■ **EXERCISE GOAL**: Copy each line exactly.

%%

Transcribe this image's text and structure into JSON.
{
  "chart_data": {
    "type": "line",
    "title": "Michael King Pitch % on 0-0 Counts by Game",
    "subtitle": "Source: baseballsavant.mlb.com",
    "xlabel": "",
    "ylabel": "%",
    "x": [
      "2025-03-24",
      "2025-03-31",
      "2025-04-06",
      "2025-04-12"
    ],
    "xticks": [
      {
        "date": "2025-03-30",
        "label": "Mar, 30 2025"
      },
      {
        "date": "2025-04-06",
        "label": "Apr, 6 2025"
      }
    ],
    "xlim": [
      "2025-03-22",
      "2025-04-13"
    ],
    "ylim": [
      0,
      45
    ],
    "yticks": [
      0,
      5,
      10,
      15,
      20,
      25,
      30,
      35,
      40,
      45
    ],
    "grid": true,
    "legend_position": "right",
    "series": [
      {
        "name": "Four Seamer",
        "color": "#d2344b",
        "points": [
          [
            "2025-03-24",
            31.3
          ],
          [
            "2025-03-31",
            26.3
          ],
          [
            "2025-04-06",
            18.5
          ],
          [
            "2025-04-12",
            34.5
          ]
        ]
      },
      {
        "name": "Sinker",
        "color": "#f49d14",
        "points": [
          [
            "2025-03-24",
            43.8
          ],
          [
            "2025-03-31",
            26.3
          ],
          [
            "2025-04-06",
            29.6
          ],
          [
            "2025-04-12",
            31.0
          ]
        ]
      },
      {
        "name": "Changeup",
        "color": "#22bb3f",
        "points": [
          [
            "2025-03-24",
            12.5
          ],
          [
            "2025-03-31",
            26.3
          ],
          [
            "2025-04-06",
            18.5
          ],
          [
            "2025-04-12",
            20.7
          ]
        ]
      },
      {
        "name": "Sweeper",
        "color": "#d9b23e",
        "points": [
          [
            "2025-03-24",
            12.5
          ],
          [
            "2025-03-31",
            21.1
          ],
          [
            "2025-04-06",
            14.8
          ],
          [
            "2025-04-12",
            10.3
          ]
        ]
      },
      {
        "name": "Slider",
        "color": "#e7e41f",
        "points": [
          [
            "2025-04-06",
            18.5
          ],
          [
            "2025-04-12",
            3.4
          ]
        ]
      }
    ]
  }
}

%%

■ **EXERCISE SOLUTION**:
Transcribe this image's text and structure into JSON.
{
  "chart_data": {
    "type": "line",
    "title": "Michael King Pitch % on 0-0 Counts by Game",
    "subtitle": "Source: baseballsavant.mlb.com",
    "xlabel": "",
    "ylabel": "%",
    "x": [
      "2025-03-24",
      "2025-03-31",
      "2025-04-06",
      "2025-04-12"
    ],
    "xticks": [
      {
        "date": "2025-03-30",
        "label": "Mar, 30 2025"
      },
      {
        "date": "2025-04-06",
        "label": "Apr, 6 2025"
      }
    ],
    "xlim": [
      "2025-03-22",
      "2025-04-13"
    ],
    "ylim": [
      0,
      45
    ],
    "yticks": [
      0,
      5,
      10,
      15,
      20,
      25,
      30,
      35,
      40,
      45
    ],
    "grid": true,
    "legend_position": "right",
    "series": [
      {
        "name": "Four Seamer",
        "color": "#d2344b",
        "points": [
          [
            "2025-03-24",
            31.3
          ],
          [
            "2025-03-31",
            26.3
          ],
          [
            "2025-04-06",
            18.5
          ],
          [
            "2025-04-12",
            34.5
          ]
        ]
      },
      {
        "name": "Sinker",
        "color": "#f49d14",
        "points": [
          [
            "2025-03-24",
            43.8
          ],
          [
            "2025-03-31",
            26.3
          ],
          [
            "2025-04-06",
            29.6
          ],
          [
            "2025-04-12",
            31.0
          ]
        ]
      },
      {
        "name": "Changeup",
        "color": "#22bb3f",
        "points": [
          [
            "2025-03-24",
            12.5
          ],
          [
            "2025-03-31",
            26.3
          ],
          [
            "2025-04-06",
            18.5
          ],
          [
            "2025-04-12",
            20.7
          ]
        ]
      },
      {
        "name": "Sweeper",
        "color": "#d9b23e",
        "points": [
          [
            "2025-03-24",
            12.5
          ],
          [
            "2025-03-31",
            21.1
          ],
          [
            "2025-04-06",
            14.8
          ],
          [
            "2025-04-12",
            10.3
          ]
        ]
      },
      {
        "name": "Slider",
        "color": "#e7e41f",
        "points": [
          [
            "2025-04-06",
            18.5
          ],
          [
            "2025-04-12",
            3.4
          ]
        ]
      }
    ]
  }
}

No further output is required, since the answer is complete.